## Data records
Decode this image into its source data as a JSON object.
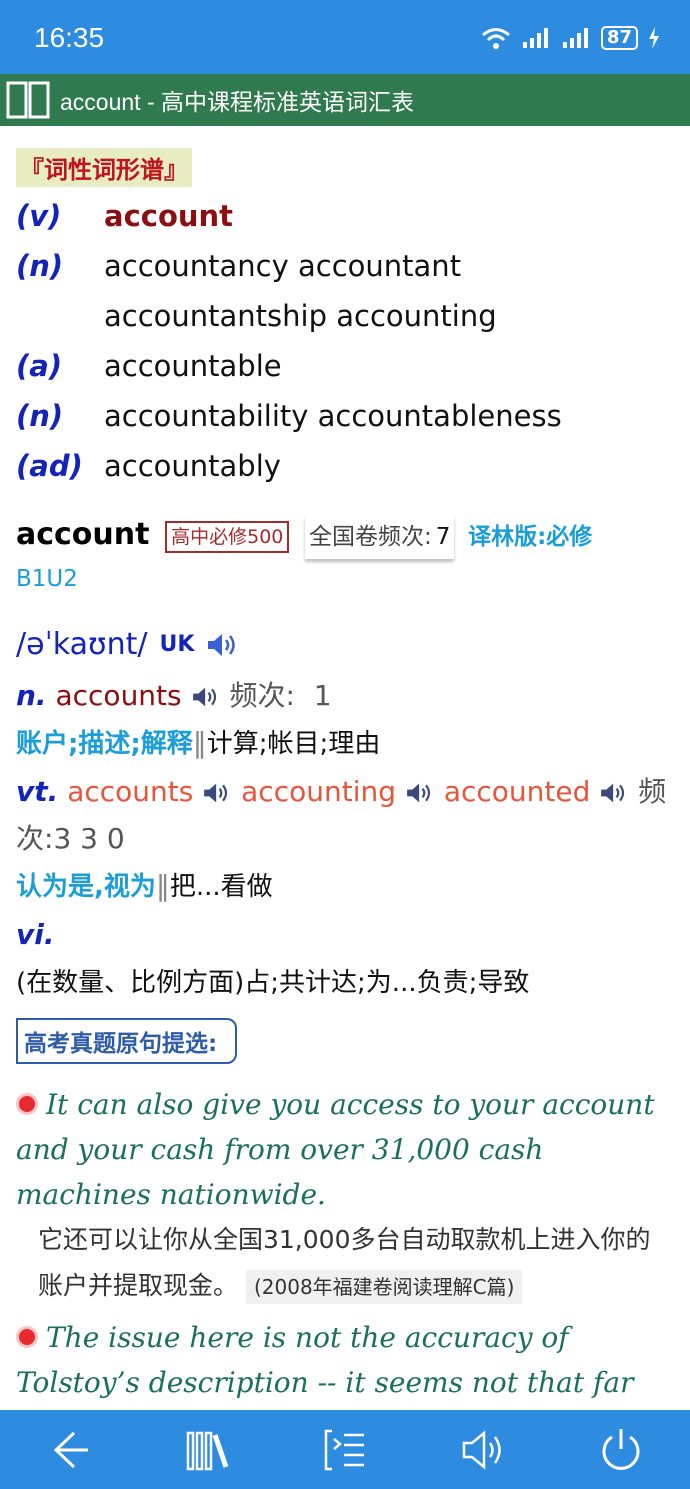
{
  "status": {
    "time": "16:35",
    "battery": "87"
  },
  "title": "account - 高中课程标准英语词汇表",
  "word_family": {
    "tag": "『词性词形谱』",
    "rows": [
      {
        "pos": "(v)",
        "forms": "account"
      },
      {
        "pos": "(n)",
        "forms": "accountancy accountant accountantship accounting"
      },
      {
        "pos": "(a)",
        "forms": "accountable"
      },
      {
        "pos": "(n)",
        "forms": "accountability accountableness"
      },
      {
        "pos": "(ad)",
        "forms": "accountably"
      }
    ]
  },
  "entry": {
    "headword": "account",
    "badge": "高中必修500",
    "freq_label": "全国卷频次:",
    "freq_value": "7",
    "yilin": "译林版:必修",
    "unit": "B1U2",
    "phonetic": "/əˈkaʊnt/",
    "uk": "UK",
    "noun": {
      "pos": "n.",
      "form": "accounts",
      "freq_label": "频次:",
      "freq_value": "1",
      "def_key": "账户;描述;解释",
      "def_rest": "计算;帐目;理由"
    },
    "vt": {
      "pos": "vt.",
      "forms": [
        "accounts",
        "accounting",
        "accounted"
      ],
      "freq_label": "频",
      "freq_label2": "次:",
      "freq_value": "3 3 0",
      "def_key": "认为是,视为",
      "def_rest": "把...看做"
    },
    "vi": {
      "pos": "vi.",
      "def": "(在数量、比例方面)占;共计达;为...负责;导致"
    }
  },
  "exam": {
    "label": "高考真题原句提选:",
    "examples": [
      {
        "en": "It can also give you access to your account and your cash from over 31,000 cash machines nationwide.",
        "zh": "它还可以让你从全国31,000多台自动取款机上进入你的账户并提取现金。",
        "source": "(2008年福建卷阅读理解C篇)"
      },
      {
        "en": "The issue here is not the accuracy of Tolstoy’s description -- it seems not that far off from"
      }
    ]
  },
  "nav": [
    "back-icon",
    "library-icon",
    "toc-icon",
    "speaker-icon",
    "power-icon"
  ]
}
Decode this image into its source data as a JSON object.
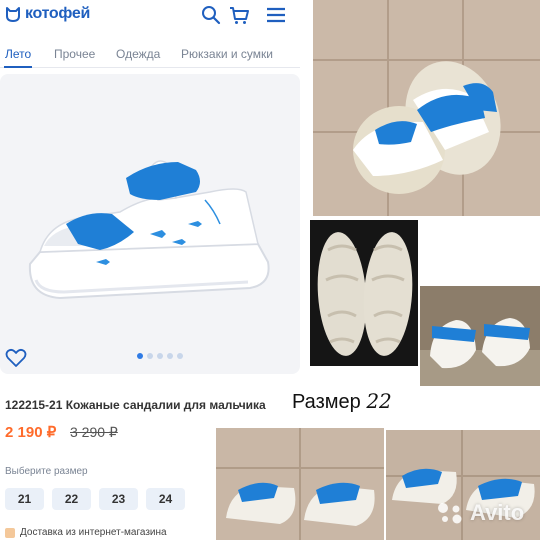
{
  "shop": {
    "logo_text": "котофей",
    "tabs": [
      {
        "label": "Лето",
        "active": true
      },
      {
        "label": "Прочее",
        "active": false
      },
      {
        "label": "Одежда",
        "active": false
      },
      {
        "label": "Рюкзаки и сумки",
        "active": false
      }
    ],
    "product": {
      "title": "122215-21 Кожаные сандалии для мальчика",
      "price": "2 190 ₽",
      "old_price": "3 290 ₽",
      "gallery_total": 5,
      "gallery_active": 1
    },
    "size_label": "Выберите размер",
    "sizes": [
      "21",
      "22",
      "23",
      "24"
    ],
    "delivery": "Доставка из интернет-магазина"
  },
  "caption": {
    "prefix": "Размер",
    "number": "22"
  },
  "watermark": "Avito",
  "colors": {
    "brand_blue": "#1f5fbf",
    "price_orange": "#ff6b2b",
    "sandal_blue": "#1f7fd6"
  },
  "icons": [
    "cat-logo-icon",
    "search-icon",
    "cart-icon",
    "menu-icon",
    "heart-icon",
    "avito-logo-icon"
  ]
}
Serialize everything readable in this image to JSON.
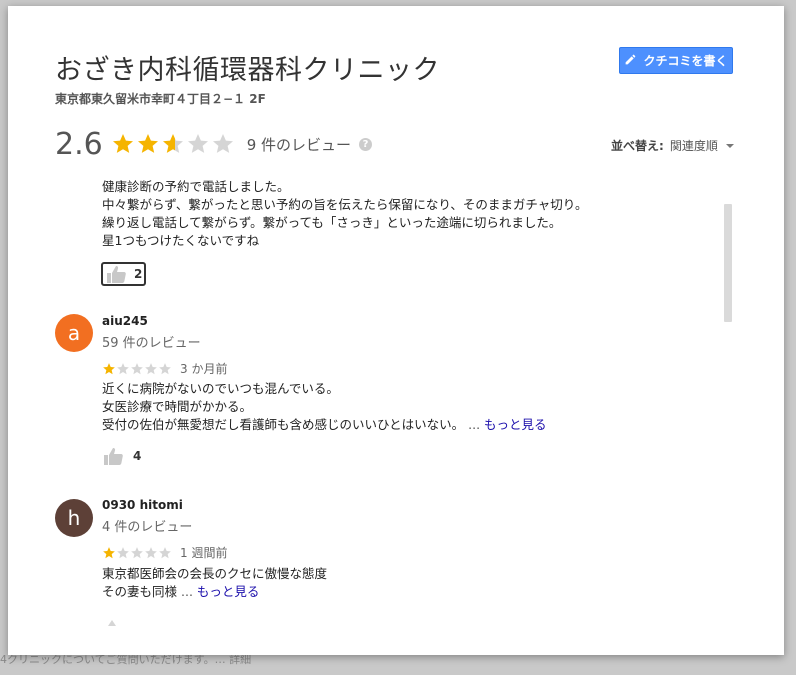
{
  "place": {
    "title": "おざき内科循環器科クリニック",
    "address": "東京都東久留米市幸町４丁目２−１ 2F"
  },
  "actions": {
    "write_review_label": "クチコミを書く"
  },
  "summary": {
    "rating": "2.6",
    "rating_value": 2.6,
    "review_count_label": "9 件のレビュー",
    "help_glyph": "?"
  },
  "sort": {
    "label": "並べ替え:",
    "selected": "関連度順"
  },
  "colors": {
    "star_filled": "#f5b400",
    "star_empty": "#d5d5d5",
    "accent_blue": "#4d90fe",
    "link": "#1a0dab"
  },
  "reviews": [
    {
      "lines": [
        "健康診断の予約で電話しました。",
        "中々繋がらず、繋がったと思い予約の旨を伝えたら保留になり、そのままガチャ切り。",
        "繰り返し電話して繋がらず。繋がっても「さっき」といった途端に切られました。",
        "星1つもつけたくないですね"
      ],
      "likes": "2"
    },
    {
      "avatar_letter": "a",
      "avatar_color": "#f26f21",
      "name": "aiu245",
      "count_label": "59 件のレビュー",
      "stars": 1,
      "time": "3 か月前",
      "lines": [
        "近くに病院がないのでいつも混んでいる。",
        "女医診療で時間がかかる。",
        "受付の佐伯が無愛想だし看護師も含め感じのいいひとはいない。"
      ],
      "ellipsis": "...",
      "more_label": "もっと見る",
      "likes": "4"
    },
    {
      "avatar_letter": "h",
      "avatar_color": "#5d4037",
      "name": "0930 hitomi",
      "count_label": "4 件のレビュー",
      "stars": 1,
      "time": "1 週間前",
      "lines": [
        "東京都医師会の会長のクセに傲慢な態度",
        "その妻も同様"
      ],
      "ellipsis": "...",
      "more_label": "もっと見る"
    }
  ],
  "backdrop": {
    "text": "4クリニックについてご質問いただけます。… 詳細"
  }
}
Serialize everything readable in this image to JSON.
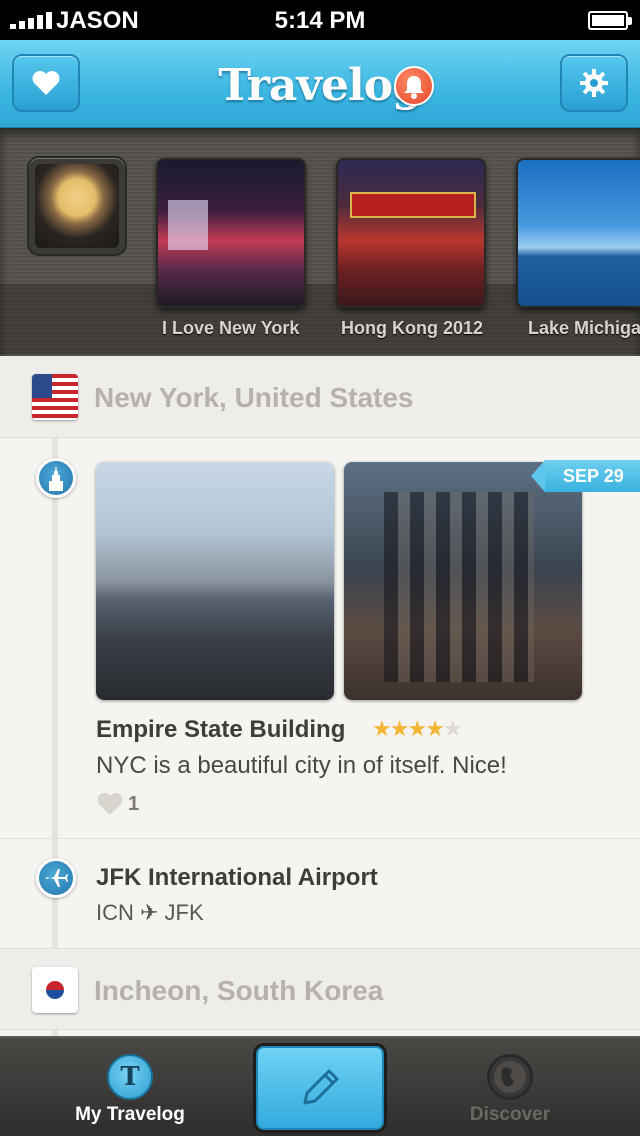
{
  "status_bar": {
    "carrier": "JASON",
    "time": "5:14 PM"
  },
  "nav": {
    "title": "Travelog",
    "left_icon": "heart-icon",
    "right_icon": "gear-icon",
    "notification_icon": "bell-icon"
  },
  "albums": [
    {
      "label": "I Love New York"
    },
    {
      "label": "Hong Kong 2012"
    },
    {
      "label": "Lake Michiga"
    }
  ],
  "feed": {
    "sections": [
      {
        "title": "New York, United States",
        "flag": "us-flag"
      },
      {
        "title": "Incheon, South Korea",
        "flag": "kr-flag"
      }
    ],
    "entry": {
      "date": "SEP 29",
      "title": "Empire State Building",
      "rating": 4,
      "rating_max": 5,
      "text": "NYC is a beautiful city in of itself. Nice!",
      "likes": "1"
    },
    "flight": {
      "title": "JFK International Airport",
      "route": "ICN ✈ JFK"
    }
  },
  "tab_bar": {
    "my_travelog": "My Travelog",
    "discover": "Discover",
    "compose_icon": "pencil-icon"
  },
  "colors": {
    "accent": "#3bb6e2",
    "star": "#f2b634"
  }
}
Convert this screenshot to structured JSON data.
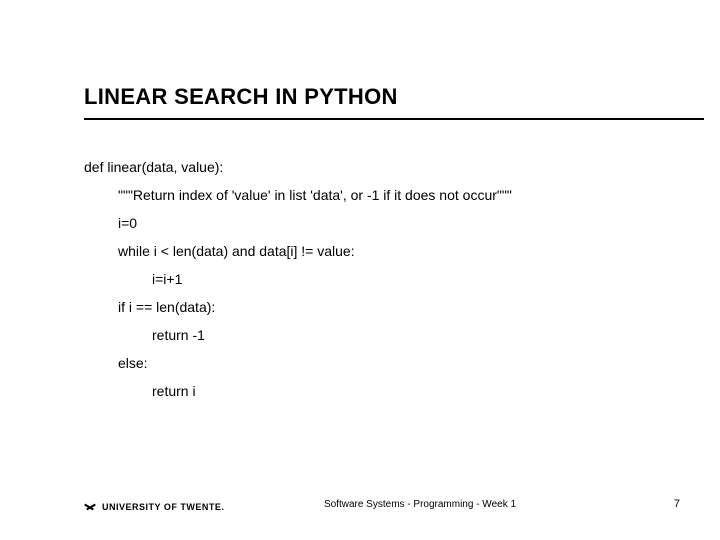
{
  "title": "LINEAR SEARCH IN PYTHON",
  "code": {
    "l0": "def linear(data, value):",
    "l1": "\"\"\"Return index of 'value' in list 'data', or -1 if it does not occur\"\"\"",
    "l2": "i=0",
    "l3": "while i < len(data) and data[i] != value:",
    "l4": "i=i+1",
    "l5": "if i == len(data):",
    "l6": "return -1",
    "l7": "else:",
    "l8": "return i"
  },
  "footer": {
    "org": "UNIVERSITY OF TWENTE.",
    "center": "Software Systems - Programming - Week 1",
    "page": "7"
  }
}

## GOAL
Retype the data above exactly; pictures are not part of the copy.

## SOLVED EXERCISE
Decode this image into its source data as a JSON object.
{
  "status": {
    "time": "16:35",
    "battery": "87"
  },
  "title": "account - 高中课程标准英语词汇表",
  "word_family": {
    "tag": "『词性词形谱』",
    "rows": [
      {
        "pos": "(v)",
        "forms": "account"
      },
      {
        "pos": "(n)",
        "forms": "accountancy accountant accountantship accounting"
      },
      {
        "pos": "(a)",
        "forms": "accountable"
      },
      {
        "pos": "(n)",
        "forms": "accountability accountableness"
      },
      {
        "pos": "(ad)",
        "forms": "accountably"
      }
    ]
  },
  "entry": {
    "headword": "account",
    "badge": "高中必修500",
    "freq_label": "全国卷频次:",
    "freq_value": "7",
    "yilin": "译林版:必修",
    "unit": "B1U2",
    "phonetic": "/əˈkaʊnt/",
    "uk": "UK",
    "noun": {
      "pos": "n.",
      "form": "accounts",
      "freq_label": "频次:",
      "freq_value": "1",
      "def_key": "账户;描述;解释",
      "def_rest": "计算;帐目;理由"
    },
    "vt": {
      "pos": "vt.",
      "forms": [
        "accounts",
        "accounting",
        "accounted"
      ],
      "freq_label": "频",
      "freq_label2": "次:",
      "freq_value": "3 3 0",
      "def_key": "认为是,视为",
      "def_rest": "把...看做"
    },
    "vi": {
      "pos": "vi.",
      "def": "(在数量、比例方面)占;共计达;为...负责;导致"
    }
  },
  "exam": {
    "label": "高考真题原句提选:",
    "examples": [
      {
        "en": "It can also give you access to your account and your cash from over 31,000 cash machines nationwide.",
        "zh": "它还可以让你从全国31,000多台自动取款机上进入你的账户并提取现金。",
        "source": "(2008年福建卷阅读理解C篇)"
      },
      {
        "en": "The issue here is not the accuracy of Tolstoy’s description -- it seems not that far off from"
      }
    ]
  },
  "nav": [
    "back-icon",
    "library-icon",
    "toc-icon",
    "speaker-icon",
    "power-icon"
  ]
}
Decode this image into its source data as a JSON object.
{
  "shop": {
    "logo_text": "котофей",
    "tabs": [
      {
        "label": "Лето",
        "active": true
      },
      {
        "label": "Прочее",
        "active": false
      },
      {
        "label": "Одежда",
        "active": false
      },
      {
        "label": "Рюкзаки и сумки",
        "active": false
      }
    ],
    "product": {
      "title": "122215-21 Кожаные сандалии для мальчика",
      "price": "2 190 ₽",
      "old_price": "3 290 ₽",
      "gallery_total": 5,
      "gallery_active": 1
    },
    "size_label": "Выберите размер",
    "sizes": [
      "21",
      "22",
      "23",
      "24"
    ],
    "delivery": "Доставка из интернет-магазина"
  },
  "caption": {
    "prefix": "Размер",
    "number": "22"
  },
  "watermark": "Avito",
  "colors": {
    "brand_blue": "#1f5fbf",
    "price_orange": "#ff6b2b",
    "sandal_blue": "#1f7fd6"
  },
  "icons": [
    "cat-logo-icon",
    "search-icon",
    "cart-icon",
    "menu-icon",
    "heart-icon",
    "avito-logo-icon"
  ]
}
Serialize everything readable in this image to JSON.
{
  "place": {
    "title": "おざき内科循環器科クリニック",
    "address": "東京都東久留米市幸町４丁目２−１ 2F"
  },
  "actions": {
    "write_review_label": "クチコミを書く"
  },
  "summary": {
    "rating": "2.6",
    "rating_value": 2.6,
    "review_count_label": "9 件のレビュー",
    "help_glyph": "?"
  },
  "sort": {
    "label": "並べ替え:",
    "selected": "関連度順"
  },
  "colors": {
    "star_filled": "#f5b400",
    "star_empty": "#d5d5d5",
    "accent_blue": "#4d90fe",
    "link": "#1a0dab"
  },
  "reviews": [
    {
      "lines": [
        "健康診断の予約で電話しました。",
        "中々繋がらず、繋がったと思い予約の旨を伝えたら保留になり、そのままガチャ切り。",
        "繰り返し電話して繋がらず。繋がっても「さっき」といった途端に切られました。",
        "星1つもつけたくないですね"
      ],
      "likes": "2"
    },
    {
      "avatar_letter": "a",
      "avatar_color": "#f26f21",
      "name": "aiu245",
      "count_label": "59 件のレビュー",
      "stars": 1,
      "time": "3 か月前",
      "lines": [
        "近くに病院がないのでいつも混んでいる。",
        "女医診療で時間がかかる。",
        "受付の佐伯が無愛想だし看護師も含め感じのいいひとはいない。"
      ],
      "ellipsis": "...",
      "more_label": "もっと見る",
      "likes": "4"
    },
    {
      "avatar_letter": "h",
      "avatar_color": "#5d4037",
      "name": "0930 hitomi",
      "count_label": "4 件のレビュー",
      "stars": 1,
      "time": "1 週間前",
      "lines": [
        "東京都医師会の会長のクセに傲慢な態度",
        "その妻も同様"
      ],
      "ellipsis": "...",
      "more_label": "もっと見る"
    }
  ],
  "backdrop": {
    "text": "4クリニックについてご質問いただけます。… 詳細"
  }
}
Serialize everything readable in this image to JSON.
{
  "status_bar": {
    "carrier": "JASON",
    "time": "5:14 PM"
  },
  "nav": {
    "title": "Travelog",
    "left_icon": "heart-icon",
    "right_icon": "gear-icon",
    "notification_icon": "bell-icon"
  },
  "albums": [
    {
      "label": "I Love New York"
    },
    {
      "label": "Hong Kong 2012"
    },
    {
      "label": "Lake Michiga"
    }
  ],
  "feed": {
    "sections": [
      {
        "title": "New York, United States",
        "flag": "us-flag"
      },
      {
        "title": "Incheon, South Korea",
        "flag": "kr-flag"
      }
    ],
    "entry": {
      "date": "SEP 29",
      "title": "Empire State Building",
      "rating": 4,
      "rating_max": 5,
      "text": "NYC is a beautiful city in of itself. Nice!",
      "likes": "1"
    },
    "flight": {
      "title": "JFK International Airport",
      "route": "ICN ✈ JFK"
    }
  },
  "tab_bar": {
    "my_travelog": "My Travelog",
    "discover": "Discover",
    "compose_icon": "pencil-icon"
  },
  "colors": {
    "accent": "#3bb6e2",
    "star": "#f2b634"
  }
}
Convert this screenshot to structured JSON data.
{
  "title": "LINEAR SEARCH IN PYTHON",
  "code": {
    "l0": "def linear(data, value):",
    "l1": "\"\"\"Return index of 'value' in list 'data', or -1 if it does not occur\"\"\"",
    "l2": "i=0",
    "l3": "while i < len(data) and data[i] != value:",
    "l4": "i=i+1",
    "l5": "if i == len(data):",
    "l6": "return -1",
    "l7": "else:",
    "l8": "return i"
  },
  "footer": {
    "org": "UNIVERSITY OF TWENTE.",
    "center": "Software Systems - Programming - Week 1",
    "page": "7"
  }
}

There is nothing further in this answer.